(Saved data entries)
++++++++++++++++++++

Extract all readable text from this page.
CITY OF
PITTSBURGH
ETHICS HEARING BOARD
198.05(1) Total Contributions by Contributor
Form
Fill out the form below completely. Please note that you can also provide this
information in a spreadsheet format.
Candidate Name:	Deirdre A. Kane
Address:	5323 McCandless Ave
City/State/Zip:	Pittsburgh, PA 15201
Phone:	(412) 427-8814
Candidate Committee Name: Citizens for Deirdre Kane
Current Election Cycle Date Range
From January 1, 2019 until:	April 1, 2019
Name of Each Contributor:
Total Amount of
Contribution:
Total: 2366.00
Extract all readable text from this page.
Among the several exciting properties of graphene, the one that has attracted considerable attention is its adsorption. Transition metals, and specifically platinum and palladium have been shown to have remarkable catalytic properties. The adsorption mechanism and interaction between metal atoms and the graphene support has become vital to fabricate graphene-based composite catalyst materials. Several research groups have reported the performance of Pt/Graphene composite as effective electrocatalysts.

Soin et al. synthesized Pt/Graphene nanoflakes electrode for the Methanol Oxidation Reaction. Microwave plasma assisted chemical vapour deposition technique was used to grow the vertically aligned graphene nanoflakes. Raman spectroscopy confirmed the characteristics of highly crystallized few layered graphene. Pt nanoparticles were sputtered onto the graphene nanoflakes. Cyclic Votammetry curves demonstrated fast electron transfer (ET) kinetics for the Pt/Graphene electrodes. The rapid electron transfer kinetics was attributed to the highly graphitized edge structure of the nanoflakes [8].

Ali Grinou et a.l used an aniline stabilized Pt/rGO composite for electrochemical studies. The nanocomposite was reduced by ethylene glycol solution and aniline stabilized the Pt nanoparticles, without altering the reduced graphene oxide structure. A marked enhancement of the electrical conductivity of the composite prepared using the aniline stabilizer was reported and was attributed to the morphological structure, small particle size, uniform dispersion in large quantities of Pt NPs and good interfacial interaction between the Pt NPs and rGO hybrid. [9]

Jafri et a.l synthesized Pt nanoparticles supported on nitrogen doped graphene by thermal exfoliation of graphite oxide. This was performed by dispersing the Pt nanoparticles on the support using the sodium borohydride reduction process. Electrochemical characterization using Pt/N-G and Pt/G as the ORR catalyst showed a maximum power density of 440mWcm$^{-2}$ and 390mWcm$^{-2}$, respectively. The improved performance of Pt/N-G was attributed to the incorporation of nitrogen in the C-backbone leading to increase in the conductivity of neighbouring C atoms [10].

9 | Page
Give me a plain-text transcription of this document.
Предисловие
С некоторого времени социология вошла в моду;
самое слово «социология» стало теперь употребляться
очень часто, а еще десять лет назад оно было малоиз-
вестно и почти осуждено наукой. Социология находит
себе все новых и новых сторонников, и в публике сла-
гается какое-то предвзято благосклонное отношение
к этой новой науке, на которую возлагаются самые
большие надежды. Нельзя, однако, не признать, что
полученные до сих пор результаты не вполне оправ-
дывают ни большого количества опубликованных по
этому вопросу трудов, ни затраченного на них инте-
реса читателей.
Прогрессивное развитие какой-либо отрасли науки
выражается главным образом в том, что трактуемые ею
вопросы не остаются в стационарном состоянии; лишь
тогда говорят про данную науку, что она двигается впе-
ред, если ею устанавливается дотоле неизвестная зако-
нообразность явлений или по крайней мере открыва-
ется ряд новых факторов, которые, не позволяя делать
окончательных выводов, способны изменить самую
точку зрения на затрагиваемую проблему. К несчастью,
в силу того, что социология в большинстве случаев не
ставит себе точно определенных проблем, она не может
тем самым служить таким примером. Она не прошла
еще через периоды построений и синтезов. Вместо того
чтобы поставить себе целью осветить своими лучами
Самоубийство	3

++++++++++++++++++++

• **What is required**
Repeat each of the entries above precisely as given.

• **Written reply**
Extract all readable text from this page.
CITY OF
PITTSBURGH
ETHICS HEARING BOARD
198.05(1) Total Contributions by Contributor
Form
Fill out the form below completely. Please note that you can also provide this
information in a spreadsheet format.
Candidate Name:	Deirdre A. Kane
Address:	5323 McCandless Ave
City/State/Zip:	Pittsburgh, PA 15201
Phone:	(412) 427-8814
Candidate Committee Name: Citizens for Deirdre Kane
Current Election Cycle Date Range
From January 1, 2019 until:	April 1, 2019
Name of Each Contributor:
Total Amount of
Contribution:
Total: 2366.00
Extract all readable text from this page.
Among the several exciting properties of graphene, the one that has attracted considerable attention is its adsorption. Transition metals, and specifically platinum and palladium have been shown to have remarkable catalytic properties. The adsorption mechanism and interaction between metal atoms and the graphene support has become vital to fabricate graphene-based composite catalyst materials. Several research groups have reported the performance of Pt/Graphene composite as effective electrocatalysts.

Soin et al. synthesized Pt/Graphene nanoflakes electrode for the Methanol Oxidation Reaction. Microwave plasma assisted chemical vapour deposition technique was used to grow the vertically aligned graphene nanoflakes. Raman spectroscopy confirmed the characteristics of highly crystallized few layered graphene. Pt nanoparticles were sputtered onto the graphene nanoflakes. Cyclic Votammetry curves demonstrated fast electron transfer (ET) kinetics for the Pt/Graphene electrodes. The rapid electron transfer kinetics was attributed to the highly graphitized edge structure of the nanoflakes [8].

Ali Grinou et a.l used an aniline stabilized Pt/rGO composite for electrochemical studies. The nanocomposite was reduced by ethylene glycol solution and aniline stabilized the Pt nanoparticles, without altering the reduced graphene oxide structure. A marked enhancement of the electrical conductivity of the composite prepared using the aniline stabilizer was reported and was attributed to the morphological structure, small particle size, uniform dispersion in large quantities of Pt NPs and good interfacial interaction between the Pt NPs and rGO hybrid. [9]

Jafri et a.l synthesized Pt nanoparticles supported on nitrogen doped graphene by thermal exfoliation of graphite oxide. This was performed by dispersing the Pt nanoparticles on the support using the sodium borohydride reduction process. Electrochemical characterization using Pt/N-G and Pt/G as the ORR catalyst showed a maximum power density of 440mWcm$^{-2}$ and 390mWcm$^{-2}$, respectively. The improved performance of Pt/N-G was attributed to the incorporation of nitrogen in the C-backbone leading to increase in the conductivity of neighbouring C atoms [10].

9 | Page
Give me a plain-text transcription of this document.
Предисловие
С некоторого времени социология вошла в моду;
самое слово «социология» стало теперь употребляться
очень часто, а еще десять лет назад оно было малоиз-
вестно и почти осуждено наукой. Социология находит
себе все новых и новых сторонников, и в публике сла-
гается какое-то предвзято благосклонное отношение
к этой новой науке, на которую возлагаются самые
большие надежды. Нельзя, однако, не признать, что
полученные до сих пор результаты не вполне оправ-
дывают ни большого количества опубликованных по
этому вопросу трудов, ни затраченного на них инте-
реса читателей.
Прогрессивное развитие какой-либо отрасли науки
выражается главным образом в том, что трактуемые ею
вопросы не остаются в стационарном состоянии; лишь
тогда говорят про данную науку, что она двигается впе-
ред, если ею устанавливается дотоле неизвестная зако-
нообразность явлений или по крайней мере открыва-
ется ряд новых факторов, которые, не позволяя делать
окончательных выводов, способны изменить самую
точку зрения на затрагиваемую проблему. К несчастью,
в силу того, что социология в большинстве случаев не
ставит себе точно определенных проблем, она не может
тем самым служить таким примером. Она не прошла
еще через периоды построений и синтезов. Вместо того
чтобы поставить себе целью осветить своими лучами
Самоубийство	3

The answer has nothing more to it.